## begin Materials provided

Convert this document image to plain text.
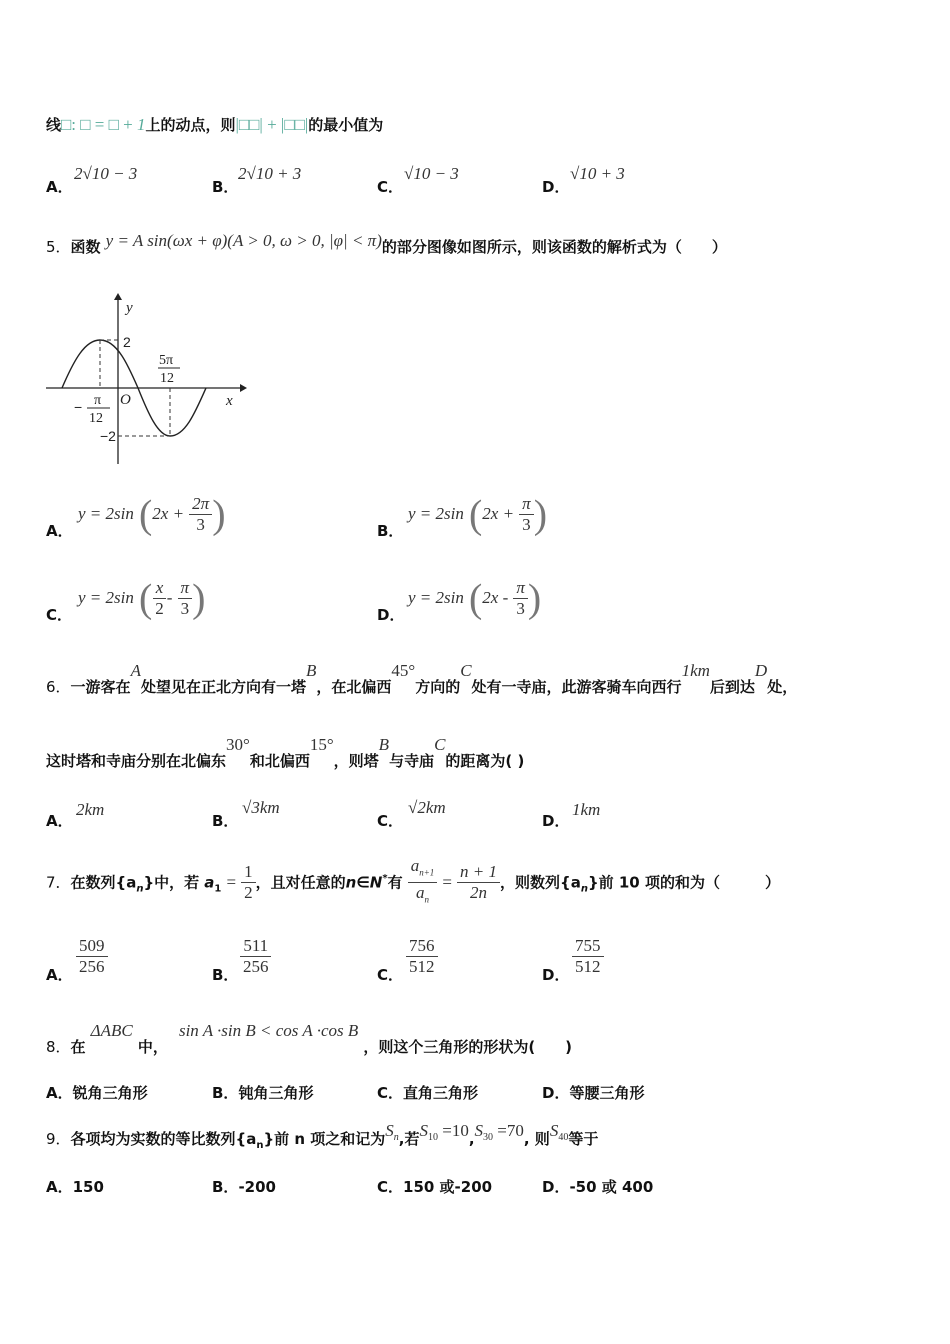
线□: □ = □ + 1上的动点，则|□□| + |□□|的最小值为
A．
2√10 − 3
B．
2√10 + 3
C．
√10 − 3
D．
√10 + 3
5．函数 y = A sin(ωx + φ)(A > 0, ω > 0, |φ| < π)的部分图像如图所示，则该函数的解析式为（　　）
y
x
O
2
−2
5π
12
− π
12
A．
y = 2sin ($2x + \frac{2\pi}{3}$ )	B．
y = 2sin ($2x + \frac{\pi}{3}$ )
C．
y = 2sin ( $\frac{x}{2} - \frac{\pi}{3}$ )	D．
y = 2sin ($2x - \frac{\pi}{3}$ )
6．一游客在A处望见在正北方向有一塔B，在北偏西45°方向的C处有一寺庙，此游客骑车向西行1km后到达D处，
这时塔和寺庙分别在北偏东30°和北偏西15°，则塔B与寺庙C的距离为( )
A．
2km
B．
√3km
C．
√2km
D．
1km
7．在数列$\{a_n\}$中，若 $a_1 = \frac{1}{2}$ ，且对任意的n∈N*有 $\frac{a_{n+1}}{a_n} = \frac{n + 1}{2n}$ ，则数列$\{a_n\}$前 10 项的和为（　　　）
A． $\frac{509}{256}$	B． $\frac{511}{256}$	C． $\frac{756}{512}$	D． $\frac{755}{512}$
8．在 ΔABC 中， sin A ·sin B < cos A ·cos B ，则这个三角形的形状为(　　)
A．锐角三角形	B．钝角三角形	C．直角三角形	D．等腰三角形
9．各项均为实数的等比数列$\{a_n\}$前 n 项之和记为$S_n$,若$S_{10} =10,S_{30} =70$, 则$S_{40}$等于
A．150	B．-200	C．150 或-200	D．-50 或 400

## end Materials provided

* Problem description
Leave images out of the retyped records; keep all else exact.

* Full answer
Convert this document image to plain text.
线□: □ = □ + 1上的动点，则|□□| + |□□|的最小值为
A．
2√10 − 3
B．
2√10 + 3
C．
√10 − 3
D．
√10 + 3
5．函数 y = A sin(ωx + φ)(A > 0, ω > 0, |φ| < π)的部分图像如图所示，则该函数的解析式为（　　）
y
x
O
2
−2
5π
12
− π
12
A．
y = 2sin ($2x + \frac{2\pi}{3}$ )	B．
y = 2sin ($2x + \frac{\pi}{3}$ )
C．
y = 2sin ( $\frac{x}{2} - \frac{\pi}{3}$ )	D．
y = 2sin ($2x - \frac{\pi}{3}$ )
6．一游客在A处望见在正北方向有一塔B，在北偏西45°方向的C处有一寺庙，此游客骑车向西行1km后到达D处，
这时塔和寺庙分别在北偏东30°和北偏西15°，则塔B与寺庙C的距离为( )
A．
2km
B．
√3km
C．
√2km
D．
1km
7．在数列$\{a_n\}$中，若 $a_1 = \frac{1}{2}$ ，且对任意的n∈N*有 $\frac{a_{n+1}}{a_n} = \frac{n + 1}{2n}$ ，则数列$\{a_n\}$前 10 项的和为（　　　）
A． $\frac{509}{256}$	B． $\frac{511}{256}$	C． $\frac{756}{512}$	D． $\frac{755}{512}$
8．在 ΔABC 中， sin A ·sin B < cos A ·cos B ，则这个三角形的形状为(　　)
A．锐角三角形	B．钝角三角形	C．直角三角形	D．等腰三角形
9．各项均为实数的等比数列$\{a_n\}$前 n 项之和记为$S_n$,若$S_{10} =10,S_{30} =70$, 则$S_{40}$等于
A．150	B．-200	C．150 或-200	D．-50 或 400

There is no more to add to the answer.